Required work:
A faithful transcription of all the data is required.

Records provided:
────────

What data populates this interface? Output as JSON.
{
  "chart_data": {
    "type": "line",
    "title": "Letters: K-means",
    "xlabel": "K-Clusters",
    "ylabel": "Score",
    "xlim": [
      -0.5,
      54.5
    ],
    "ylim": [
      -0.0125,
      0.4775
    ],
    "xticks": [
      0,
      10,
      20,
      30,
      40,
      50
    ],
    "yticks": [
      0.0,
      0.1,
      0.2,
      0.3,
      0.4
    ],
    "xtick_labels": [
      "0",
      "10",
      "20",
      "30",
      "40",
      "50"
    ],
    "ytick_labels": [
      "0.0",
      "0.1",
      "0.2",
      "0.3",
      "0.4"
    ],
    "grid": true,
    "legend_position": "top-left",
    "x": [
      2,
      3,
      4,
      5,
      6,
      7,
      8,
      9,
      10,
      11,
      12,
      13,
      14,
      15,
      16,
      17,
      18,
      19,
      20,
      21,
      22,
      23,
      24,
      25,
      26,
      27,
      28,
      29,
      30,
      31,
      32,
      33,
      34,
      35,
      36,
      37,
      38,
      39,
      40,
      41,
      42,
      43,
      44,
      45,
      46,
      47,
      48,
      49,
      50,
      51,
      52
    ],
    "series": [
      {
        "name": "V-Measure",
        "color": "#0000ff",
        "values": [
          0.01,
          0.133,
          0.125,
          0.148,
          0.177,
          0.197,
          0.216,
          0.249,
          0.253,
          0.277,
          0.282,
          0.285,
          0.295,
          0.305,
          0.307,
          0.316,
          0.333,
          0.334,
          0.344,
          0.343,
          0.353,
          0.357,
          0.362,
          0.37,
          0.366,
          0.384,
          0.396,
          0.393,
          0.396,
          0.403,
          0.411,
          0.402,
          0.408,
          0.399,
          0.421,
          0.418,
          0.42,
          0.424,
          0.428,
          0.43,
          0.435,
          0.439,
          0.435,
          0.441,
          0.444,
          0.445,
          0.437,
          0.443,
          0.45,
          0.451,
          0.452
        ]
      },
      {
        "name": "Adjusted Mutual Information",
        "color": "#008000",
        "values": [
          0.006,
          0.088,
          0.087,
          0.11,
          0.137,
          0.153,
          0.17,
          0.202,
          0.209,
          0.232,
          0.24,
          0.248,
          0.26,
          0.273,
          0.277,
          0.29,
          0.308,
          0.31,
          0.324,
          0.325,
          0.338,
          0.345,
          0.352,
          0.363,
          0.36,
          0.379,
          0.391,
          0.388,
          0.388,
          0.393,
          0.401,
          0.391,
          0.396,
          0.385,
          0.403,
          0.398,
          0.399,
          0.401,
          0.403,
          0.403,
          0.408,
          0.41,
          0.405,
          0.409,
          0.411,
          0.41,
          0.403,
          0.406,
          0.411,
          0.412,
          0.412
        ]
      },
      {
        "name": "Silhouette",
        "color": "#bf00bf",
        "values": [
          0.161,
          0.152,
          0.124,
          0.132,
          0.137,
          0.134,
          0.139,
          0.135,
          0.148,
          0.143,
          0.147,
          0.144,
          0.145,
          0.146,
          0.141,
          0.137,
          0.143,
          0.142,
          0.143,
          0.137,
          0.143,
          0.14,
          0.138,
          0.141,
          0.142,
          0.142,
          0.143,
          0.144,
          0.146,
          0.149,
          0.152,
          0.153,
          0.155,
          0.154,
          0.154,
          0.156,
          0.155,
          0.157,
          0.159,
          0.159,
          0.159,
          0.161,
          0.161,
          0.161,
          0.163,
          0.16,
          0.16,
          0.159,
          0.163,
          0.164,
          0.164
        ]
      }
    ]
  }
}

────────

Worked solution:
What data populates this interface? Output as JSON.
{
  "chart_data": {
    "type": "line",
    "title": "Letters: K-means",
    "xlabel": "K-Clusters",
    "ylabel": "Score",
    "xlim": [
      -0.5,
      54.5
    ],
    "ylim": [
      -0.0125,
      0.4775
    ],
    "xticks": [
      0,
      10,
      20,
      30,
      40,
      50
    ],
    "yticks": [
      0.0,
      0.1,
      0.2,
      0.3,
      0.4
    ],
    "xtick_labels": [
      "0",
      "10",
      "20",
      "30",
      "40",
      "50"
    ],
    "ytick_labels": [
      "0.0",
      "0.1",
      "0.2",
      "0.3",
      "0.4"
    ],
    "grid": true,
    "legend_position": "top-left",
    "x": [
      2,
      3,
      4,
      5,
      6,
      7,
      8,
      9,
      10,
      11,
      12,
      13,
      14,
      15,
      16,
      17,
      18,
      19,
      20,
      21,
      22,
      23,
      24,
      25,
      26,
      27,
      28,
      29,
      30,
      31,
      32,
      33,
      34,
      35,
      36,
      37,
      38,
      39,
      40,
      41,
      42,
      43,
      44,
      45,
      46,
      47,
      48,
      49,
      50,
      51,
      52
    ],
    "series": [
      {
        "name": "V-Measure",
        "color": "#0000ff",
        "values": [
          0.01,
          0.133,
          0.125,
          0.148,
          0.177,
          0.197,
          0.216,
          0.249,
          0.253,
          0.277,
          0.282,
          0.285,
          0.295,
          0.305,
          0.307,
          0.316,
          0.333,
          0.334,
          0.344,
          0.343,
          0.353,
          0.357,
          0.362,
          0.37,
          0.366,
          0.384,
          0.396,
          0.393,
          0.396,
          0.403,
          0.411,
          0.402,
          0.408,
          0.399,
          0.421,
          0.418,
          0.42,
          0.424,
          0.428,
          0.43,
          0.435,
          0.439,
          0.435,
          0.441,
          0.444,
          0.445,
          0.437,
          0.443,
          0.45,
          0.451,
          0.452
        ]
      },
      {
        "name": "Adjusted Mutual Information",
        "color": "#008000",
        "values": [
          0.006,
          0.088,
          0.087,
          0.11,
          0.137,
          0.153,
          0.17,
          0.202,
          0.209,
          0.232,
          0.24,
          0.248,
          0.26,
          0.273,
          0.277,
          0.29,
          0.308,
          0.31,
          0.324,
          0.325,
          0.338,
          0.345,
          0.352,
          0.363,
          0.36,
          0.379,
          0.391,
          0.388,
          0.388,
          0.393,
          0.401,
          0.391,
          0.396,
          0.385,
          0.403,
          0.398,
          0.399,
          0.401,
          0.403,
          0.403,
          0.408,
          0.41,
          0.405,
          0.409,
          0.411,
          0.41,
          0.403,
          0.406,
          0.411,
          0.412,
          0.412
        ]
      },
      {
        "name": "Silhouette",
        "color": "#bf00bf",
        "values": [
          0.161,
          0.152,
          0.124,
          0.132,
          0.137,
          0.134,
          0.139,
          0.135,
          0.148,
          0.143,
          0.147,
          0.144,
          0.145,
          0.146,
          0.141,
          0.137,
          0.143,
          0.142,
          0.143,
          0.137,
          0.143,
          0.14,
          0.138,
          0.141,
          0.142,
          0.142,
          0.143,
          0.144,
          0.146,
          0.149,
          0.152,
          0.153,
          0.155,
          0.154,
          0.154,
          0.156,
          0.155,
          0.157,
          0.159,
          0.159,
          0.159,
          0.161,
          0.161,
          0.161,
          0.163,
          0.16,
          0.16,
          0.159,
          0.163,
          0.164,
          0.164
        ]
      }
    ]
  }
}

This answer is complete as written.